══ Data provided ══

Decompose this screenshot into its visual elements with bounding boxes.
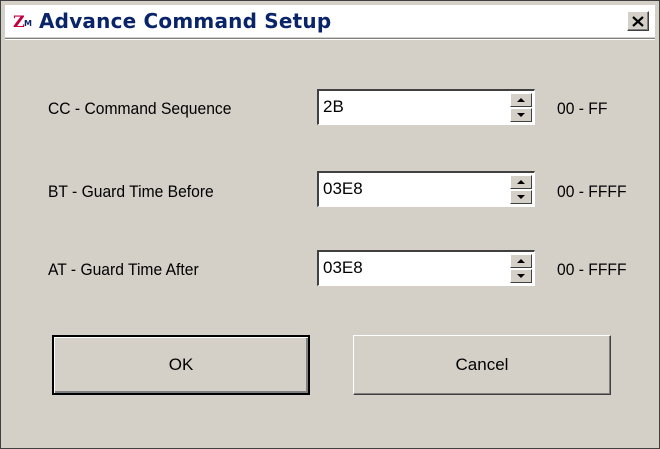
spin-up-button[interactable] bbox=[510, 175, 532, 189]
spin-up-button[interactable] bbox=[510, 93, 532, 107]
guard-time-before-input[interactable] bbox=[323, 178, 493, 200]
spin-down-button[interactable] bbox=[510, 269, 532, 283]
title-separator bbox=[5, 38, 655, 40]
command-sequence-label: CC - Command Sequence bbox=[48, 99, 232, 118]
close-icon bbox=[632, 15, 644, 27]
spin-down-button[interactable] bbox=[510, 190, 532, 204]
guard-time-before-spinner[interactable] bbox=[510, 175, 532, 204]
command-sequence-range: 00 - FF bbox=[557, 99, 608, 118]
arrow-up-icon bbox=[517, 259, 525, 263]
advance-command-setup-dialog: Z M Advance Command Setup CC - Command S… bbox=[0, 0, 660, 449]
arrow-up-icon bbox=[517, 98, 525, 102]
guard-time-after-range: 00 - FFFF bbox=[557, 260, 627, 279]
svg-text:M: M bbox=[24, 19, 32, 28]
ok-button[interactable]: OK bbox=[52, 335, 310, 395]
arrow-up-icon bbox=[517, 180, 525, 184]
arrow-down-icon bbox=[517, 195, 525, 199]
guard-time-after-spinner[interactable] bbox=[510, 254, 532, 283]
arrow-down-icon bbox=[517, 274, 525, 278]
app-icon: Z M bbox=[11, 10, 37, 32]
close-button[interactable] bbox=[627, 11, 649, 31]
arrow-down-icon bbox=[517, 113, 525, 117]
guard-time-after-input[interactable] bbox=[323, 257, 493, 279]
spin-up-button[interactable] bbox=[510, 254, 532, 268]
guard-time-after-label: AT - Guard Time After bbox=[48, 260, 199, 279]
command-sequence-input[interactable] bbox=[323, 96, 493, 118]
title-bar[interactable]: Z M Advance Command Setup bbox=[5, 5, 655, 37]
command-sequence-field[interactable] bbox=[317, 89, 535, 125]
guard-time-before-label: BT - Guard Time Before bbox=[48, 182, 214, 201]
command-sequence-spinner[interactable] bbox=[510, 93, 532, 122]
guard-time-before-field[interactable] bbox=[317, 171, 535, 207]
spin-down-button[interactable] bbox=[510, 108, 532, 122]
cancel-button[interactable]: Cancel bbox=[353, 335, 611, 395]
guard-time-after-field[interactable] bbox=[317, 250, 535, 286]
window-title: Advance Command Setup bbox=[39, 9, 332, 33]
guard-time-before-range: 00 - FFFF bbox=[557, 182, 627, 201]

═══

Copy out every line of the listing above word for word, leaving out the pictures.

_Task solution_.
Decompose this screenshot into its visual elements with bounding boxes.
spin-up-button[interactable] bbox=[510, 175, 532, 189]
spin-up-button[interactable] bbox=[510, 93, 532, 107]
guard-time-before-input[interactable] bbox=[323, 178, 493, 200]
spin-down-button[interactable] bbox=[510, 269, 532, 283]
title-separator bbox=[5, 38, 655, 40]
command-sequence-label: CC - Command Sequence bbox=[48, 99, 232, 118]
close-icon bbox=[632, 15, 644, 27]
spin-down-button[interactable] bbox=[510, 190, 532, 204]
guard-time-before-spinner[interactable] bbox=[510, 175, 532, 204]
command-sequence-range: 00 - FF bbox=[557, 99, 608, 118]
arrow-up-icon bbox=[517, 259, 525, 263]
advance-command-setup-dialog: Z M Advance Command Setup CC - Command S… bbox=[0, 0, 660, 449]
arrow-up-icon bbox=[517, 98, 525, 102]
guard-time-after-range: 00 - FFFF bbox=[557, 260, 627, 279]
svg-text:M: M bbox=[24, 19, 32, 28]
ok-button[interactable]: OK bbox=[52, 335, 310, 395]
arrow-up-icon bbox=[517, 180, 525, 184]
arrow-down-icon bbox=[517, 195, 525, 199]
guard-time-after-spinner[interactable] bbox=[510, 254, 532, 283]
arrow-down-icon bbox=[517, 274, 525, 278]
app-icon: Z M bbox=[11, 10, 37, 32]
close-button[interactable] bbox=[627, 11, 649, 31]
arrow-down-icon bbox=[517, 113, 525, 117]
guard-time-after-input[interactable] bbox=[323, 257, 493, 279]
spin-up-button[interactable] bbox=[510, 254, 532, 268]
guard-time-after-label: AT - Guard Time After bbox=[48, 260, 199, 279]
command-sequence-input[interactable] bbox=[323, 96, 493, 118]
title-bar[interactable]: Z M Advance Command Setup bbox=[5, 5, 655, 37]
command-sequence-field[interactable] bbox=[317, 89, 535, 125]
guard-time-before-label: BT - Guard Time Before bbox=[48, 182, 214, 201]
command-sequence-spinner[interactable] bbox=[510, 93, 532, 122]
guard-time-before-field[interactable] bbox=[317, 171, 535, 207]
spin-down-button[interactable] bbox=[510, 108, 532, 122]
cancel-button[interactable]: Cancel bbox=[353, 335, 611, 395]
guard-time-after-field[interactable] bbox=[317, 250, 535, 286]
window-title: Advance Command Setup bbox=[39, 9, 332, 33]
guard-time-before-range: 00 - FFFF bbox=[557, 182, 627, 201]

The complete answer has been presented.